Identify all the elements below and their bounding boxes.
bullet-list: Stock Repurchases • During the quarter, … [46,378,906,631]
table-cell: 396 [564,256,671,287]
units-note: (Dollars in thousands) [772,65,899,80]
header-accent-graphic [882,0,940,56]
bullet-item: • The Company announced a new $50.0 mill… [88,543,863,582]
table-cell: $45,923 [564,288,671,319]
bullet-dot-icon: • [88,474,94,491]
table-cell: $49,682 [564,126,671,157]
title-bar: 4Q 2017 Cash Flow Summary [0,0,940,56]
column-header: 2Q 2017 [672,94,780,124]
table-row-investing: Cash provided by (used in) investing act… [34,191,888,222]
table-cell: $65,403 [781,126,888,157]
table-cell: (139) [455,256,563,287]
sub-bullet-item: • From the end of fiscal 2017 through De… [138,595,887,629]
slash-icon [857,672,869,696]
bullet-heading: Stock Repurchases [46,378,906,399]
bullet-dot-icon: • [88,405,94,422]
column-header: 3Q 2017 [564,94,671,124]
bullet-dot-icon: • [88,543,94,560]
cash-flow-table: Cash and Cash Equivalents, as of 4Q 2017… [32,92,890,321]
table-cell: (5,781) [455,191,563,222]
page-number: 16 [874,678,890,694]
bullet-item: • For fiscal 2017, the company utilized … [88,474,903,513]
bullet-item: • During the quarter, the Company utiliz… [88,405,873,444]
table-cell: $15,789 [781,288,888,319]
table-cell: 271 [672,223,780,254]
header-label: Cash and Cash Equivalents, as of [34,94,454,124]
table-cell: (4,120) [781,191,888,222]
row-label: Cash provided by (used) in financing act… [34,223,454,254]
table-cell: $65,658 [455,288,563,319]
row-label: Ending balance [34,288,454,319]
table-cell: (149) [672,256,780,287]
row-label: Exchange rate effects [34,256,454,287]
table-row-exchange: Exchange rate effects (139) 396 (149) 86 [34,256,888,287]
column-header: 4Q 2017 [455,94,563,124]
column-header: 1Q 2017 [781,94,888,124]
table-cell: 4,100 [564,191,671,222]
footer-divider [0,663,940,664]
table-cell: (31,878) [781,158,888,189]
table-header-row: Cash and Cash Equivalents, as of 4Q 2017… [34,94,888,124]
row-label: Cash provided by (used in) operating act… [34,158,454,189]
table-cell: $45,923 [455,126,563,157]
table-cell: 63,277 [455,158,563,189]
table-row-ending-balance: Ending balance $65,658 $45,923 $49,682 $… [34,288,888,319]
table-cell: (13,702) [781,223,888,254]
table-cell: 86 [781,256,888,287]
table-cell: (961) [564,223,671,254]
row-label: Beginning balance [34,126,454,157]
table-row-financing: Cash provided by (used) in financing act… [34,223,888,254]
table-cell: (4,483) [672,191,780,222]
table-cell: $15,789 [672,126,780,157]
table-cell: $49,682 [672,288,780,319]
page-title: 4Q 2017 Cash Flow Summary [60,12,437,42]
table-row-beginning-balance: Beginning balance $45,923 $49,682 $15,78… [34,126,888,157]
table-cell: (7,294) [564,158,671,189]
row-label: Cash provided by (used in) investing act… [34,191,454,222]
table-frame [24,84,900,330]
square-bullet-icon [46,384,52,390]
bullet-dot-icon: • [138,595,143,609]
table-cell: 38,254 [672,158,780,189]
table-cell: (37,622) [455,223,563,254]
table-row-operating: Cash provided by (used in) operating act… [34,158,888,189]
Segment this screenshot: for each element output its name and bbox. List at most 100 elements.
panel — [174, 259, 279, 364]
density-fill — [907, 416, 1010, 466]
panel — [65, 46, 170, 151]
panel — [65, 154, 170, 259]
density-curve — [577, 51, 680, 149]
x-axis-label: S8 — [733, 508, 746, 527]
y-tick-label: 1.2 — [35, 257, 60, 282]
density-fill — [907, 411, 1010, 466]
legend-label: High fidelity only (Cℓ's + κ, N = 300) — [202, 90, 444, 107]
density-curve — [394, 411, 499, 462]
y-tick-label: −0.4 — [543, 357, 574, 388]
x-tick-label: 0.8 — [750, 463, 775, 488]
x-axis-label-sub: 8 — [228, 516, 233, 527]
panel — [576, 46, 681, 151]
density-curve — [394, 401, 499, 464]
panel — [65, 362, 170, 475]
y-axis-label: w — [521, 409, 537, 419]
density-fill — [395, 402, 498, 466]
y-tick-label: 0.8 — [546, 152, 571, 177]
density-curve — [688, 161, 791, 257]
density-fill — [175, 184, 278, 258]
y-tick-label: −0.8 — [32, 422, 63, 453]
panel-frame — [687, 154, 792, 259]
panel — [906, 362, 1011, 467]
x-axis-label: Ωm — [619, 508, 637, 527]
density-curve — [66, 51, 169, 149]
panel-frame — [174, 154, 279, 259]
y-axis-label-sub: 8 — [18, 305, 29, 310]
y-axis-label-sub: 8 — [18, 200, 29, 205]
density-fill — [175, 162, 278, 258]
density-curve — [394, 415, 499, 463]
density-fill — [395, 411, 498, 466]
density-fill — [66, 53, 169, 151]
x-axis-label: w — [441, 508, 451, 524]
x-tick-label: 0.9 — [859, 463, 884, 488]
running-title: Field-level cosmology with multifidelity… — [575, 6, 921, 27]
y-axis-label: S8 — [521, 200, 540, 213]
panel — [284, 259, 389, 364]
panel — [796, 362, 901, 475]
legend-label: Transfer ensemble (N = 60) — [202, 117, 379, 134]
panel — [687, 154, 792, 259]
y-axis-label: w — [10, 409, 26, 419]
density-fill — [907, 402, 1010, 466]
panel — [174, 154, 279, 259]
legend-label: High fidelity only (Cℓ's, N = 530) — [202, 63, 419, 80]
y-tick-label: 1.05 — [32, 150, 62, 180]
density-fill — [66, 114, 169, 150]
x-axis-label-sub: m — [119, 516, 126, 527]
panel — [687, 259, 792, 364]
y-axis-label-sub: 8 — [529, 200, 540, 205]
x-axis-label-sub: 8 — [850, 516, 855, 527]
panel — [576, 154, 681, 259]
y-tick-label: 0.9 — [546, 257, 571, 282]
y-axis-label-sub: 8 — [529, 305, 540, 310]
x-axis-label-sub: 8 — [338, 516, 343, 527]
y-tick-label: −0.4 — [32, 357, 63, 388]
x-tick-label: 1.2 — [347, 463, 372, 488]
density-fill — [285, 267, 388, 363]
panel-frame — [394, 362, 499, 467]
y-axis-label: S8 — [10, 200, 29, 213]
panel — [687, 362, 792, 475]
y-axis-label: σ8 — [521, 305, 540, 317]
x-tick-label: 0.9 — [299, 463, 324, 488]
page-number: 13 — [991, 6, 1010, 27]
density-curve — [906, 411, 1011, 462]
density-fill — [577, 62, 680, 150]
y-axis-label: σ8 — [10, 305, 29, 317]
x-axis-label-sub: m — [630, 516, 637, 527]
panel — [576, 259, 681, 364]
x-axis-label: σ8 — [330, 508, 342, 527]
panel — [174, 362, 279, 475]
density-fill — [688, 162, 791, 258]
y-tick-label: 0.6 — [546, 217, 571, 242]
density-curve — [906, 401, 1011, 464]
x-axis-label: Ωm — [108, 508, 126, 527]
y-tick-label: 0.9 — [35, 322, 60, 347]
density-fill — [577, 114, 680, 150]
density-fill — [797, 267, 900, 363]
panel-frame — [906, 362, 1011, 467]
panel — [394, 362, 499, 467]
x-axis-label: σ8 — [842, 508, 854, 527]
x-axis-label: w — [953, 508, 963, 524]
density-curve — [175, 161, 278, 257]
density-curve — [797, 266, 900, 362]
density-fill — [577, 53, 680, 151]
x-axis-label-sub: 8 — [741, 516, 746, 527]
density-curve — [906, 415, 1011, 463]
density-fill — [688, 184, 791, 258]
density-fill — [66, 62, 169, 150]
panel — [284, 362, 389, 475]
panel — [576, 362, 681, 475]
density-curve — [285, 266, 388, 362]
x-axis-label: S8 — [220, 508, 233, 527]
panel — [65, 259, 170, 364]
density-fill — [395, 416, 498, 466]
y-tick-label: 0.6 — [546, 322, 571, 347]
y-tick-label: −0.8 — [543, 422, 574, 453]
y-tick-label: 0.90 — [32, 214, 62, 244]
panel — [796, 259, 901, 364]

════════

■ Short task
Quote the items above verbatim, starting with the first line and ending with the line that contains "table-cell: (139) [455,256,563,287]", with that line included.

■ Written answer
Identify all the elements below and their bounding boxes.
bullet-list: Stock Repurchases • During the quarter, … [46,378,906,631]
table-cell: 396 [564,256,671,287]
units-note: (Dollars in thousands) [772,65,899,80]
header-accent-graphic [882,0,940,56]
bullet-item: • The Company announced a new $50.0 mill… [88,543,863,582]
table-cell: $45,923 [564,288,671,319]
bullet-dot-icon: • [88,474,94,491]
table-cell: $49,682 [564,126,671,157]
title-bar: 4Q 2017 Cash Flow Summary [0,0,940,56]
column-header: 2Q 2017 [672,94,780,124]
table-row-investing: Cash provided by (used in) investing act… [34,191,888,222]
table-cell: $65,403 [781,126,888,157]
table-cell: (139) [455,256,563,287]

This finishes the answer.